* STATED GOAL
From the entries below, count every line that contains the word "date". Please give the number and nothing else.

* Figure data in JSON
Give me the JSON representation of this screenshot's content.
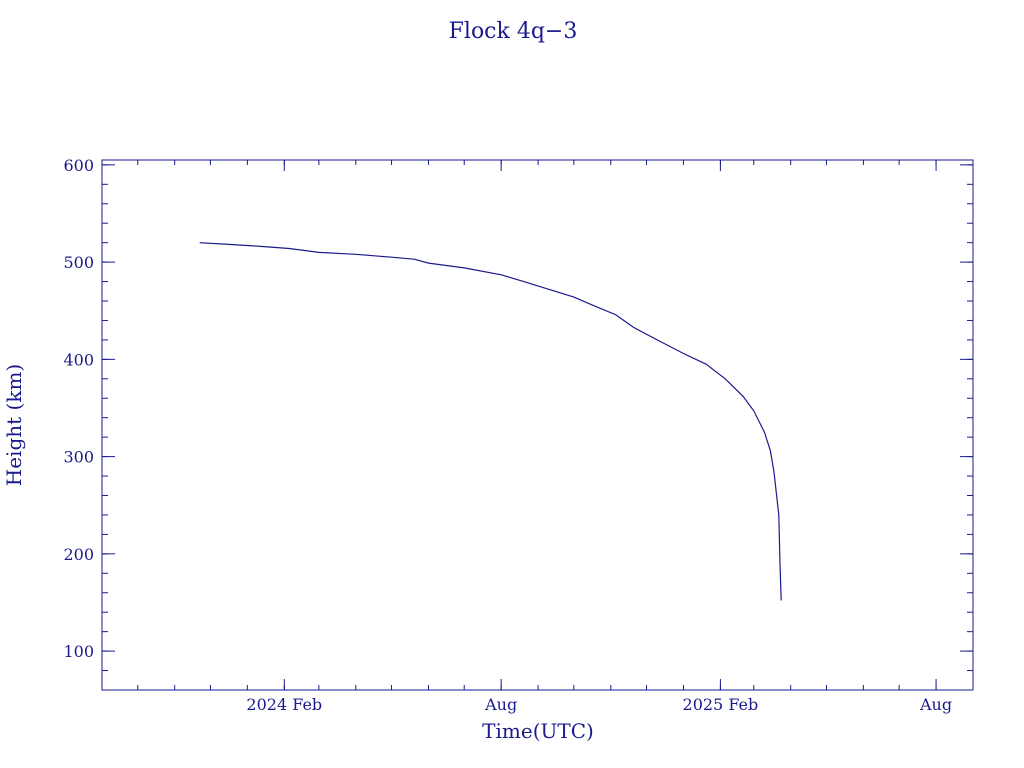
{
  "chart_data": {
    "type": "line",
    "title": "Flock 4q−3",
    "xlabel": "Time(UTC)",
    "ylabel": "Height (km)",
    "x_range": [
      "2023-09-01",
      "2025-09-01"
    ],
    "ylim": [
      60,
      605
    ],
    "x_ticks": [
      {
        "date": "2024-02-01",
        "label": "2024 Feb"
      },
      {
        "date": "2024-08-01",
        "label": "Aug"
      },
      {
        "date": "2025-02-01",
        "label": "2025 Feb"
      },
      {
        "date": "2025-08-01",
        "label": "Aug"
      }
    ],
    "y_ticks": [
      100,
      200,
      300,
      400,
      500,
      600
    ],
    "grid": false,
    "color": "#1a1a8c",
    "series": [
      {
        "points": [
          [
            "2023-11-22",
            520
          ],
          [
            "2023-12-20",
            518
          ],
          [
            "2024-01-15",
            516
          ],
          [
            "2024-02-05",
            514
          ],
          [
            "2024-03-01",
            510
          ],
          [
            "2024-04-01",
            508
          ],
          [
            "2024-05-01",
            505
          ],
          [
            "2024-05-20",
            503
          ],
          [
            "2024-06-01",
            499
          ],
          [
            "2024-07-01",
            494
          ],
          [
            "2024-08-01",
            487
          ],
          [
            "2024-08-20",
            480
          ],
          [
            "2024-09-10",
            472
          ],
          [
            "2024-10-01",
            464
          ],
          [
            "2024-10-20",
            454
          ],
          [
            "2024-11-05",
            446
          ],
          [
            "2024-11-20",
            433
          ],
          [
            "2024-12-10",
            420
          ],
          [
            "2025-01-01",
            406
          ],
          [
            "2025-01-20",
            395
          ],
          [
            "2025-02-05",
            380
          ],
          [
            "2025-02-20",
            362
          ],
          [
            "2025-03-01",
            347
          ],
          [
            "2025-03-10",
            325
          ],
          [
            "2025-03-15",
            306
          ],
          [
            "2025-03-18",
            284
          ],
          [
            "2025-03-20",
            262
          ],
          [
            "2025-03-22",
            240
          ],
          [
            "2025-03-23",
            190
          ],
          [
            "2025-03-24",
            152
          ]
        ]
      }
    ]
  }
}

* EXERCISE ANSWER
4